* _WHAT TO PRODUCE_: Transcribe the full listing exactly, and drop every picture.
-- Begin EXTRACTED MATERIAL --
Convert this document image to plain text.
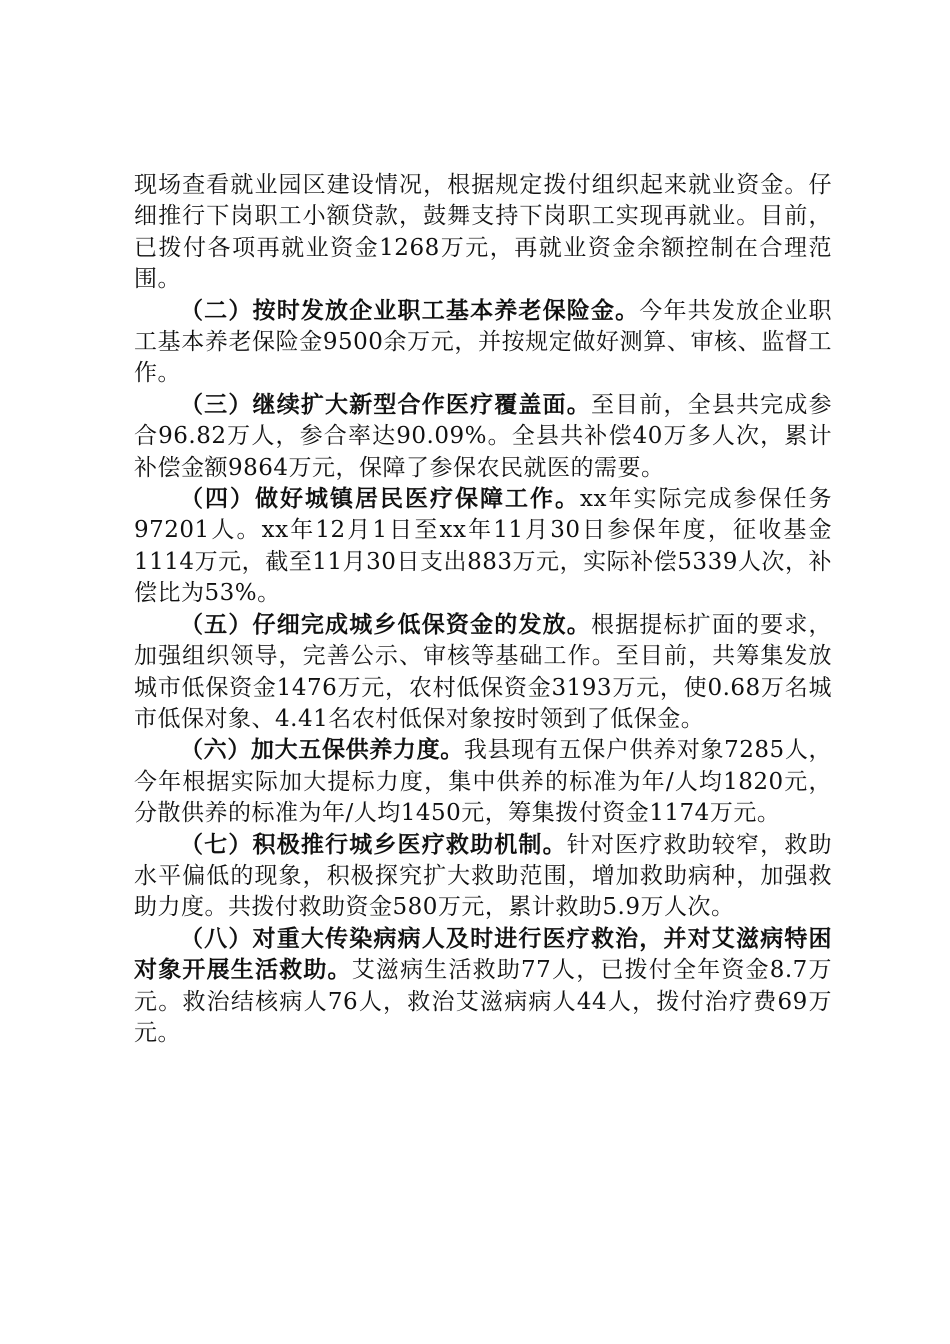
现场查看就业园区建设情况，根据规定拨付组织起来就业资金。仔细推行下岗职工小额贷款，鼓舞支持下岗职工实现再就业。目前，已拨付各项再就业资金1268万元，再就业资金余额控制在合理范围。

（二）按时发放企业职工基本养老保险金。今年共发放企业职工基本养老保险金9500余万元，并按规定做好测算、审核、监督工作。

（三）继续扩大新型合作医疗覆盖面。至目前，全县共完成参合96.82万人，参合率达90.09%。全县共补偿40万多人次，累计补偿金额9864万元，保障了参保农民就医的需要。

（四）做好城镇居民医疗保障工作。xx年实际完成参保任务97201人。xx年12月1日至xx年11月30日参保年度，征收基金1114万元，截至11月30日支出883万元，实际补偿5339人次，补偿比为53%。

（五）仔细完成城乡低保资金的发放。根据提标扩面的要求，加强组织领导，完善公示、审核等基础工作。至目前，共筹集发放城市低保资金1476万元，农村低保资金3193万元，使0.68万名城市低保对象、4.41名农村低保对象按时领到了低保金。

（六）加大五保供养力度。我县现有五保户供养对象7285人，今年根据实际加大提标力度，集中供养的标准为年/人均1820元，分散供养的标准为年/人均1450元，筹集拨付资金1174万元。

（七）积极推行城乡医疗救助机制。针对医疗救助较窄，救助水平偏低的现象，积极探究扩大救助范围，增加救助病种，加强救助力度。共拨付救助资金580万元，累计救助5.9万人次。

（八）对重大传染病病人及时进行医疗救治，并对艾滋病特困对象开展生活救助。艾滋病生活救助77人，已拨付全年资金8.7万元。救治结核病人76人，救治艾滋病病人44人，拨付治疗费69万元。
-- End EXTRACTED MATERIAL --
* _THE SOLUTION_:
Convert this document image to plain text.
现场查看就业园区建设情况，根据规定拨付组织起来就业资金。仔细推行下岗职工小额贷款，鼓舞支持下岗职工实现再就业。目前，已拨付各项再就业资金1268万元，再就业资金余额控制在合理范围。

（二）按时发放企业职工基本养老保险金。今年共发放企业职工基本养老保险金9500余万元，并按规定做好测算、审核、监督工作。

（三）继续扩大新型合作医疗覆盖面。至目前，全县共完成参合96.82万人，参合率达90.09%。全县共补偿40万多人次，累计补偿金额9864万元，保障了参保农民就医的需要。

（四）做好城镇居民医疗保障工作。xx年实际完成参保任务97201人。xx年12月1日至xx年11月30日参保年度，征收基金1114万元，截至11月30日支出883万元，实际补偿5339人次，补偿比为53%。

（五）仔细完成城乡低保资金的发放。根据提标扩面的要求，加强组织领导，完善公示、审核等基础工作。至目前，共筹集发放城市低保资金1476万元，农村低保资金3193万元，使0.68万名城市低保对象、4.41名农村低保对象按时领到了低保金。

（六）加大五保供养力度。我县现有五保户供养对象7285人，今年根据实际加大提标力度，集中供养的标准为年/人均1820元，分散供养的标准为年/人均1450元，筹集拨付资金1174万元。

（七）积极推行城乡医疗救助机制。针对医疗救助较窄，救助水平偏低的现象，积极探究扩大救助范围，增加救助病种，加强救助力度。共拨付救助资金580万元，累计救助5.9万人次。

（八）对重大传染病病人及时进行医疗救治，并对艾滋病特困对象开展生活救助。艾滋病生活救助77人，已拨付全年资金8.7万元。救治结核病人76人，救治艾滋病病人44人，拨付治疗费69万元。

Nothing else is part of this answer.